Data entries
◆ ◆ ◆ ◆
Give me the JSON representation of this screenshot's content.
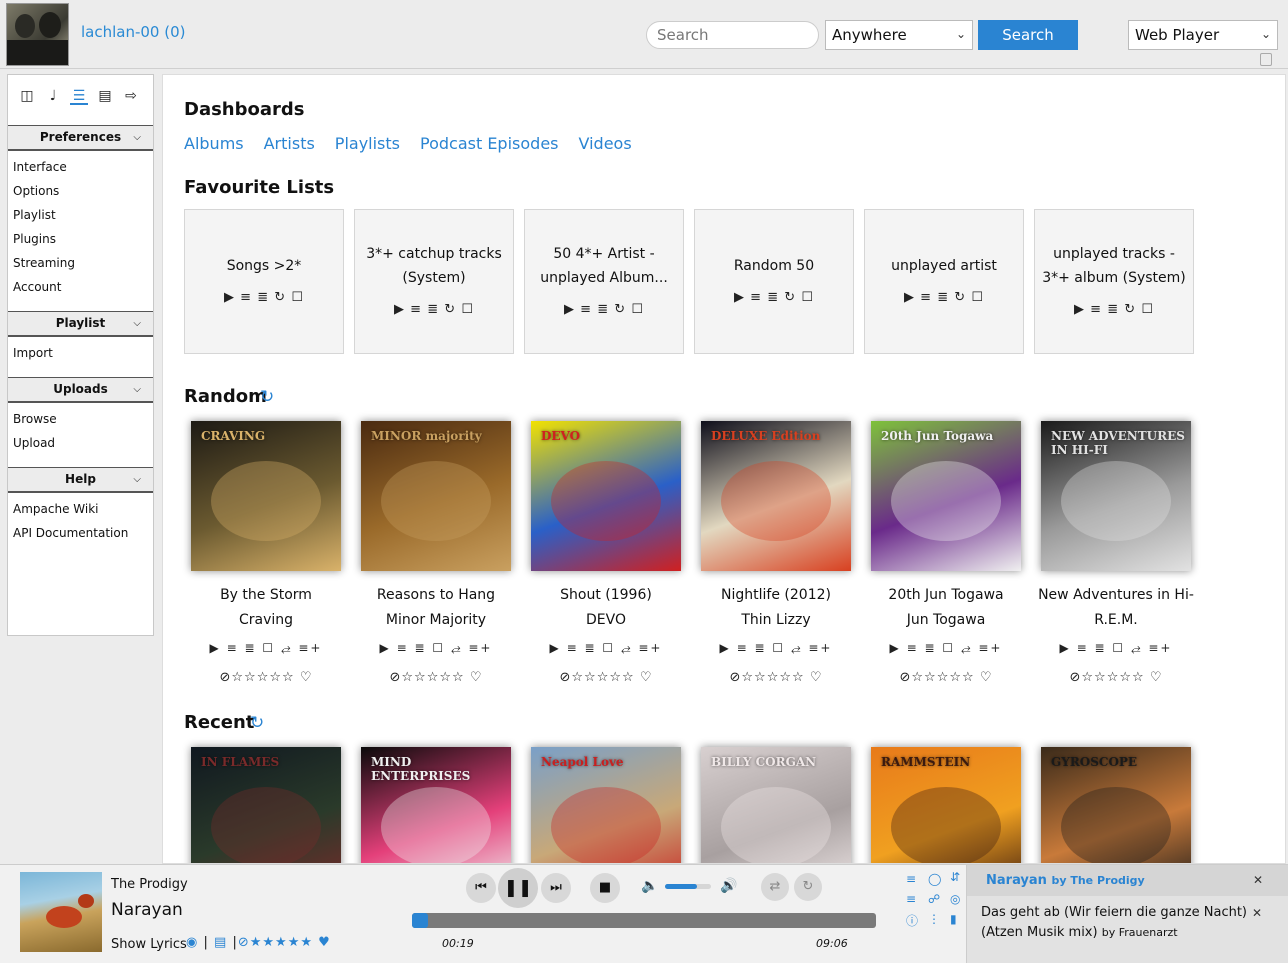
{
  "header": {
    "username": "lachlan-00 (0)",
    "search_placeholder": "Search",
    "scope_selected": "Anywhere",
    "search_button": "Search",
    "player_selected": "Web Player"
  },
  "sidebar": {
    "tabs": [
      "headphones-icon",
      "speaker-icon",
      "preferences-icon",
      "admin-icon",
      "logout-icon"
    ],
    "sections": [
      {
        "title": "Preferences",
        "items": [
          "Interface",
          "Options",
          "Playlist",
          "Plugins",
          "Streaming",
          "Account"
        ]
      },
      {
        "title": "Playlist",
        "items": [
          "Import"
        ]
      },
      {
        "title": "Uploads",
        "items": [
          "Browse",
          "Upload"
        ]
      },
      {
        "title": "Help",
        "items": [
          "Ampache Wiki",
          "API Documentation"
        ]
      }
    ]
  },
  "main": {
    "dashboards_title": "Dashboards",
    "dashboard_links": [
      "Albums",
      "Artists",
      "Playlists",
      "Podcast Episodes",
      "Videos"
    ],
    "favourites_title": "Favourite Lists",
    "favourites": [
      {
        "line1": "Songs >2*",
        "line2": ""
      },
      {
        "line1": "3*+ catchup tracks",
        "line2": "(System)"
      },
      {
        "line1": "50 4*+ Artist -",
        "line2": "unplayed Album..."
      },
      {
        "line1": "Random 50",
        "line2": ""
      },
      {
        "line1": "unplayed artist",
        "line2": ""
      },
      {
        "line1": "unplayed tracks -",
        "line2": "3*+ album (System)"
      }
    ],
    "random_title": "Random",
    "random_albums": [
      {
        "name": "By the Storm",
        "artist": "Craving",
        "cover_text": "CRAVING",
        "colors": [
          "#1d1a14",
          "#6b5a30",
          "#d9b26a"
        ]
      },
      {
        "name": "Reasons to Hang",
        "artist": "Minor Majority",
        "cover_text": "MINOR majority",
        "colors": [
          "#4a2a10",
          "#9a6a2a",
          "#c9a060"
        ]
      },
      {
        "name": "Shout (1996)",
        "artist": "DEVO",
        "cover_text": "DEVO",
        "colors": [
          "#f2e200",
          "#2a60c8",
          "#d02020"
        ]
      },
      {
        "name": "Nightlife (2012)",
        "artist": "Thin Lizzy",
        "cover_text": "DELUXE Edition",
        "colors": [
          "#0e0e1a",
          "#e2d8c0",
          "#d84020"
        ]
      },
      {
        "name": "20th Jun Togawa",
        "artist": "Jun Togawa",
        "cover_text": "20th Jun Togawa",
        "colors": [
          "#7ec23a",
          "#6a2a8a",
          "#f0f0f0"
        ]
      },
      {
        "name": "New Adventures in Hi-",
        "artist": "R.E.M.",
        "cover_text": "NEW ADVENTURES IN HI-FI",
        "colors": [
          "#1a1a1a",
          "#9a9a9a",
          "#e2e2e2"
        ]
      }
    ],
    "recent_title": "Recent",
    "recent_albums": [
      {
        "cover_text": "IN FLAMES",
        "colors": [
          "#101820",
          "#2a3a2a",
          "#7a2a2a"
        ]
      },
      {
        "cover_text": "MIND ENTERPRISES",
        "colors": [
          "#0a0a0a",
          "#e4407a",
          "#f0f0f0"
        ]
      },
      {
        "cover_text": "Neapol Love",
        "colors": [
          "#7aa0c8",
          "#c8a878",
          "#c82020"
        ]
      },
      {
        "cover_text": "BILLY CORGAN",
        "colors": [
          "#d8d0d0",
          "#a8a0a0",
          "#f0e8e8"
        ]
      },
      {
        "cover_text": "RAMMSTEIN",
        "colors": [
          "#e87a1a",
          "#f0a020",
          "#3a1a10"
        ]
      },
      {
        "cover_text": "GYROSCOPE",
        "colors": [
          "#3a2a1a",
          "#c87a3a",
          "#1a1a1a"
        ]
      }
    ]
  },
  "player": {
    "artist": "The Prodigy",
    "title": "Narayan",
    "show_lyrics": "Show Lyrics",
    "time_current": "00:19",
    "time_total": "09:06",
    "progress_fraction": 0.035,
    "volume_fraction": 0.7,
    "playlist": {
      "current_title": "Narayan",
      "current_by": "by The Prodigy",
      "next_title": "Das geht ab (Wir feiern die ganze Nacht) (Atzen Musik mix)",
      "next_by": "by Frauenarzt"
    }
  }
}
◆ ◆ ◆ ◆
* **GIVEN REQUEST**: Copy the material exactly. Do not include the pictures.

* **TASK RESPONSE**:
Give me the JSON representation of this screenshot's content.
{
  "header": {
    "username": "lachlan-00 (0)",
    "search_placeholder": "Search",
    "scope_selected": "Anywhere",
    "search_button": "Search",
    "player_selected": "Web Player"
  },
  "sidebar": {
    "tabs": [
      "headphones-icon",
      "speaker-icon",
      "preferences-icon",
      "admin-icon",
      "logout-icon"
    ],
    "sections": [
      {
        "title": "Preferences",
        "items": [
          "Interface",
          "Options",
          "Playlist",
          "Plugins",
          "Streaming",
          "Account"
        ]
      },
      {
        "title": "Playlist",
        "items": [
          "Import"
        ]
      },
      {
        "title": "Uploads",
        "items": [
          "Browse",
          "Upload"
        ]
      },
      {
        "title": "Help",
        "items": [
          "Ampache Wiki",
          "API Documentation"
        ]
      }
    ]
  },
  "main": {
    "dashboards_title": "Dashboards",
    "dashboard_links": [
      "Albums",
      "Artists",
      "Playlists",
      "Podcast Episodes",
      "Videos"
    ],
    "favourites_title": "Favourite Lists",
    "favourites": [
      {
        "line1": "Songs >2*",
        "line2": ""
      },
      {
        "line1": "3*+ catchup tracks",
        "line2": "(System)"
      },
      {
        "line1": "50 4*+ Artist -",
        "line2": "unplayed Album..."
      },
      {
        "line1": "Random 50",
        "line2": ""
      },
      {
        "line1": "unplayed artist",
        "line2": ""
      },
      {
        "line1": "unplayed tracks -",
        "line2": "3*+ album (System)"
      }
    ],
    "random_title": "Random",
    "random_albums": [
      {
        "name": "By the Storm",
        "artist": "Craving",
        "cover_text": "CRAVING",
        "colors": [
          "#1d1a14",
          "#6b5a30",
          "#d9b26a"
        ]
      },
      {
        "name": "Reasons to Hang",
        "artist": "Minor Majority",
        "cover_text": "MINOR majority",
        "colors": [
          "#4a2a10",
          "#9a6a2a",
          "#c9a060"
        ]
      },
      {
        "name": "Shout (1996)",
        "artist": "DEVO",
        "cover_text": "DEVO",
        "colors": [
          "#f2e200",
          "#2a60c8",
          "#d02020"
        ]
      },
      {
        "name": "Nightlife (2012)",
        "artist": "Thin Lizzy",
        "cover_text": "DELUXE Edition",
        "colors": [
          "#0e0e1a",
          "#e2d8c0",
          "#d84020"
        ]
      },
      {
        "name": "20th Jun Togawa",
        "artist": "Jun Togawa",
        "cover_text": "20th Jun Togawa",
        "colors": [
          "#7ec23a",
          "#6a2a8a",
          "#f0f0f0"
        ]
      },
      {
        "name": "New Adventures in Hi-",
        "artist": "R.E.M.",
        "cover_text": "NEW ADVENTURES IN HI-FI",
        "colors": [
          "#1a1a1a",
          "#9a9a9a",
          "#e2e2e2"
        ]
      }
    ],
    "recent_title": "Recent",
    "recent_albums": [
      {
        "cover_text": "IN FLAMES",
        "colors": [
          "#101820",
          "#2a3a2a",
          "#7a2a2a"
        ]
      },
      {
        "cover_text": "MIND ENTERPRISES",
        "colors": [
          "#0a0a0a",
          "#e4407a",
          "#f0f0f0"
        ]
      },
      {
        "cover_text": "Neapol Love",
        "colors": [
          "#7aa0c8",
          "#c8a878",
          "#c82020"
        ]
      },
      {
        "cover_text": "BILLY CORGAN",
        "colors": [
          "#d8d0d0",
          "#a8a0a0",
          "#f0e8e8"
        ]
      },
      {
        "cover_text": "RAMMSTEIN",
        "colors": [
          "#e87a1a",
          "#f0a020",
          "#3a1a10"
        ]
      },
      {
        "cover_text": "GYROSCOPE",
        "colors": [
          "#3a2a1a",
          "#c87a3a",
          "#1a1a1a"
        ]
      }
    ]
  },
  "player": {
    "artist": "The Prodigy",
    "title": "Narayan",
    "show_lyrics": "Show Lyrics",
    "time_current": "00:19",
    "time_total": "09:06",
    "progress_fraction": 0.035,
    "volume_fraction": 0.7,
    "playlist": {
      "current_title": "Narayan",
      "current_by": "by The Prodigy",
      "next_title": "Das geht ab (Wir feiern die ganze Nacht) (Atzen Musik mix)",
      "next_by": "by Frauenarzt"
    }
  }
}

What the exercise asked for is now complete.